(WHAT TO DO):
- a) Please rewrite the paragraph of the Almoraima article that begins "When Paco de Lucía made the groundbreaking Almoraima" as a short bulleted list that keeps its main facts.
- b) Answer these from the Almoraima article:
(i) What label released the album?
(ii) How old was de Lucía when he made it?
(iii) Which track uses a choir?
- c) From the Almoraima article, extract the passage starting with "Paco de Lucía chronology" and going on through "Paco de Lucía.".

(SOURCE):
'''
Studio album by Paco de Lucía
- Released: 1976
- Genre: Flamenco, jazz
- Length: 37:38
- Label: Philips

Paco de Lucía chronology
| Guitarras Flamengas Apasionadas (1975) | Almoraima (1976) | Interpreta A Manuel De Falla (1978) |

= Almoraima =

Almoraima is a studio album by Paco de Lucía.

When Paco de Lucía made the groundbreaking Almoraima, he was just 28 years old. Already established as a prodigious talent, he used the opportunity to expand the possibilities of the flamenco music he loved so much. It wasn't so much the addition of bass and congas (he'd employed them before) as his entire rethinking of what constituted flamenco. The title cut, which opened the album, emphasized the Moorish influence, not only in the presence of the lute-like oud, but in its melody, which borrows from Arab maqams, or modes. "Rio Ancho" transports the rhumba rhythm to Brazil, melding it to a feel taken from bossa nova, which makes it all the more sinuous and sensual. More revolutionary is "Cobre," which virtually demolishes the flamenco form of sevillanas and rebuilds it in de Lucía's vision, giving it far more gravity. He never uses the record as a vehicle for his huge technical ability; instead, he focuses on serving the music, whether that's on the sad "Llanos de Real" or using a choir on "Perla de Cadiz" (which is dedicated to the singer of that name). This remains a landmark recording, not only in de Lucía's career, but in the annals of flamenco.
'''
(DATASET EXCERPTS):
'''
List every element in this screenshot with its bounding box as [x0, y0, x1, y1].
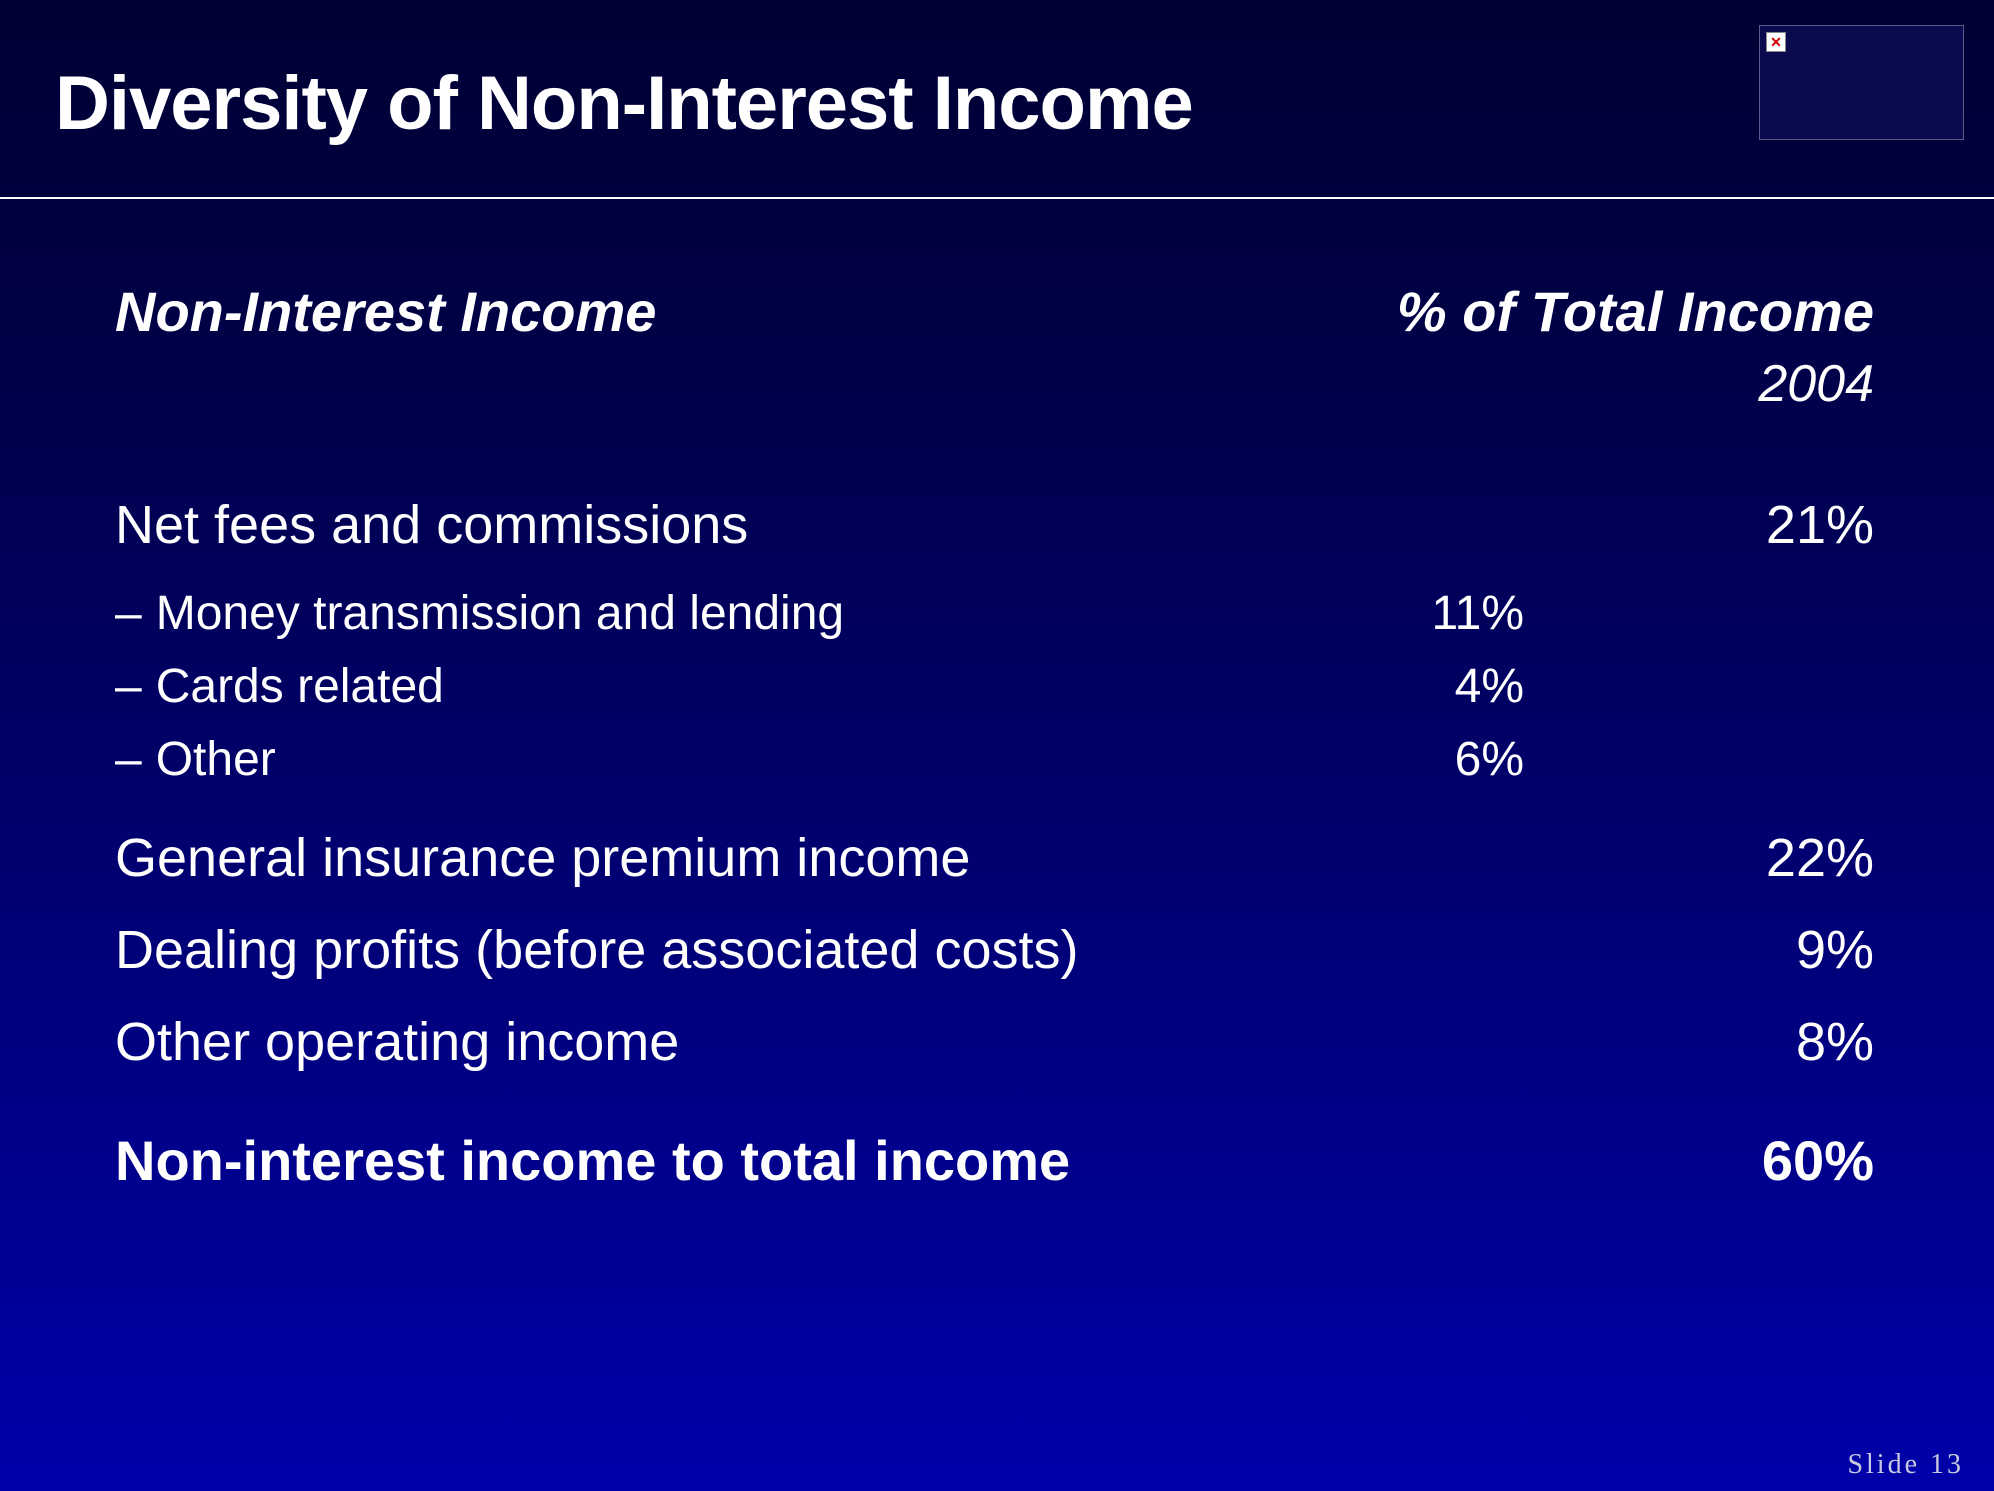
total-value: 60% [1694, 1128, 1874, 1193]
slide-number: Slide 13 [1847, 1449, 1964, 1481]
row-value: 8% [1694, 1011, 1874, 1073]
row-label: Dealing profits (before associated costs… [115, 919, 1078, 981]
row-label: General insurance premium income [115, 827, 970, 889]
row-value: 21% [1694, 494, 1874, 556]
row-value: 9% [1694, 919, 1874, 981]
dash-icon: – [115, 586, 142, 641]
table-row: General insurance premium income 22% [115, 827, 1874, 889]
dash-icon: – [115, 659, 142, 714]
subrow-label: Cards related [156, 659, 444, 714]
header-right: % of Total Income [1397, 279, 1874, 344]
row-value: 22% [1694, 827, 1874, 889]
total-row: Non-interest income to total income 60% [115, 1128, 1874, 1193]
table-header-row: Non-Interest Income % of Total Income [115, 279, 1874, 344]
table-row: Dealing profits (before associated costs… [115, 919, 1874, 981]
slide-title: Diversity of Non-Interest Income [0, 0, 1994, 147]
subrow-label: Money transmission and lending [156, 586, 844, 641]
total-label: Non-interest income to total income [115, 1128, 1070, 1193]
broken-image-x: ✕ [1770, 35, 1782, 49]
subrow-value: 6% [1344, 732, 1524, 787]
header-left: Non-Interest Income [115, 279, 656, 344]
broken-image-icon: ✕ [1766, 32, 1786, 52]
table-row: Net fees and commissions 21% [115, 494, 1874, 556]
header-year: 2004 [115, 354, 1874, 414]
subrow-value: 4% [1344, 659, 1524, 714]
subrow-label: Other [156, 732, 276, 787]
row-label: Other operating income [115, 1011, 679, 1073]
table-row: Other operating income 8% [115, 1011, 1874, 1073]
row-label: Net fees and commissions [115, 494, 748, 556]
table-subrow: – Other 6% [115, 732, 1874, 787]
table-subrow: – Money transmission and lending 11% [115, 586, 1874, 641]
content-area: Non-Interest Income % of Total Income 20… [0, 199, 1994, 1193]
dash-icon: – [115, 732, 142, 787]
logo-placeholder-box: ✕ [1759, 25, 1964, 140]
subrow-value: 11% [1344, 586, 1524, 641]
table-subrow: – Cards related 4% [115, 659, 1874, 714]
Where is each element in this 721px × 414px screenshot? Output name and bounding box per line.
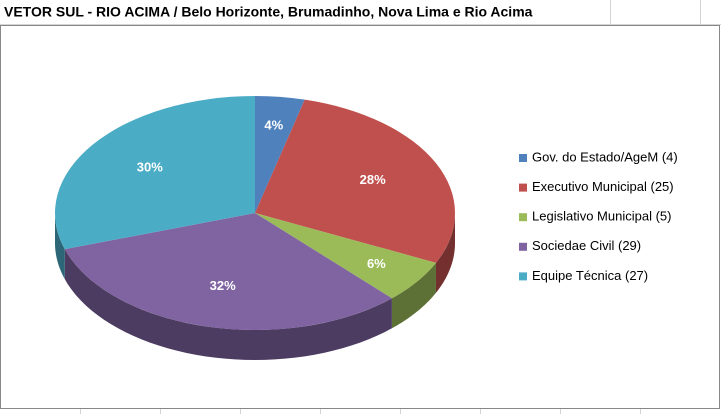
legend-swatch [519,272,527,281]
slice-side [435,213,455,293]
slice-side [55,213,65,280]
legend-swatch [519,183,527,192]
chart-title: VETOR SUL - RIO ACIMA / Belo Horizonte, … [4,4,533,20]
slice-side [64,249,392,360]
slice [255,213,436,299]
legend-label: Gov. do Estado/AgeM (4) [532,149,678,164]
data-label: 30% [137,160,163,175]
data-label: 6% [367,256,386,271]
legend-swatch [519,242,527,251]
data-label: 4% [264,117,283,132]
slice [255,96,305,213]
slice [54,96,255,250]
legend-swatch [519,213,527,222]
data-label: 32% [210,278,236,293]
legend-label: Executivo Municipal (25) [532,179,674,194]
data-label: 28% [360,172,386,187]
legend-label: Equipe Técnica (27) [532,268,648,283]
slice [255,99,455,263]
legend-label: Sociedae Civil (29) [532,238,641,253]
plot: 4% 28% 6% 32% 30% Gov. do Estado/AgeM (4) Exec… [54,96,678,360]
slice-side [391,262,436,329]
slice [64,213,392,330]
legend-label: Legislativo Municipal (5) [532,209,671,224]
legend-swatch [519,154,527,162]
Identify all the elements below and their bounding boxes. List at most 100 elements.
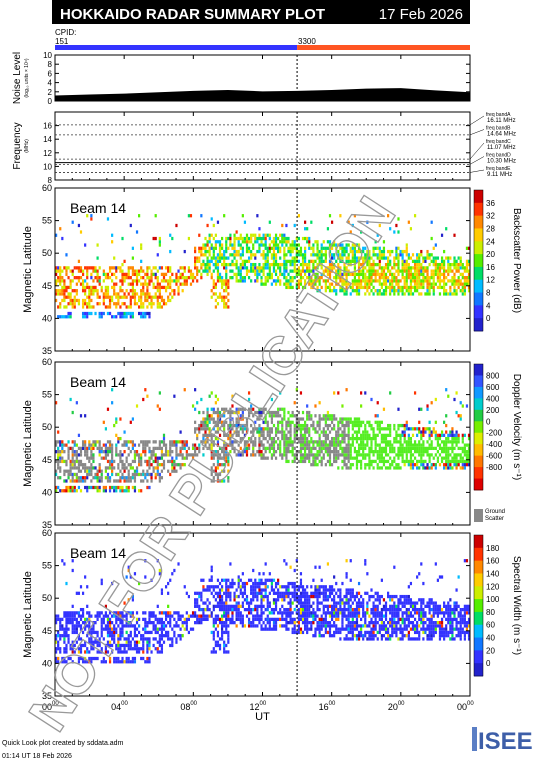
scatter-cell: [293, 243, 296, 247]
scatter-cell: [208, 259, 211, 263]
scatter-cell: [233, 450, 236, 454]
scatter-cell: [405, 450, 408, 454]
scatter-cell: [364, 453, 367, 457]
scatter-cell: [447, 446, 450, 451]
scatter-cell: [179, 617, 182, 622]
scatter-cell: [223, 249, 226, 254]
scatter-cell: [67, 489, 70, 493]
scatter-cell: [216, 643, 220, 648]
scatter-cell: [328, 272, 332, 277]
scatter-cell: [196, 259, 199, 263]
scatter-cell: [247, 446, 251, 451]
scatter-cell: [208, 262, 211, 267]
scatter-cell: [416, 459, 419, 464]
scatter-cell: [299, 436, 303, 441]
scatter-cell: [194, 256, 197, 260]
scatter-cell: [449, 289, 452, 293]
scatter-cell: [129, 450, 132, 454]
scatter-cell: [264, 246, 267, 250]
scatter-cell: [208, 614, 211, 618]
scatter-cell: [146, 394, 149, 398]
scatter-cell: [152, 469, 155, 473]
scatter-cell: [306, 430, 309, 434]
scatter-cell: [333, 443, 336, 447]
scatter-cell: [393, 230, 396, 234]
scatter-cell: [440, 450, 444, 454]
'''
(ANSWERS TO EACH TASK):
- a)
- De Lucía was 28 and already known as a prodigious talent when he made Almoraima.
- He used the album to expand flamenco. The bass and congas were not new for him; his rethinking of what flamenco could be was.
- The opening title track stresses the Moorish influence through the oud and a melody drawn from Arab maqams, or modes.
- "Rio Ancho" joins the rhumba rhythm to a bossa nova feel.
- "Cobre" takes apart the sevillanas form and rebuilds it with far more gravity.
- He serves the music rather than showing off his technique, as on the sad "Llanos de Real" and on "Perla de Cadiz," which uses a choir and is dedicated to the singer of that name.
- The album remains a landmark in his career and in flamenco.

- b)
(i) Philips
(ii) 28
(iii) "Perla de Cadiz"

- c)
Paco de Lucía chronology
| Guitarras Flamengas Apasionadas (1975) | Almoraima (1976) | Interpreta A Manuel De Falla (1978) |

= Almoraima =

Almoraima is a studio album by Paco de Lucía.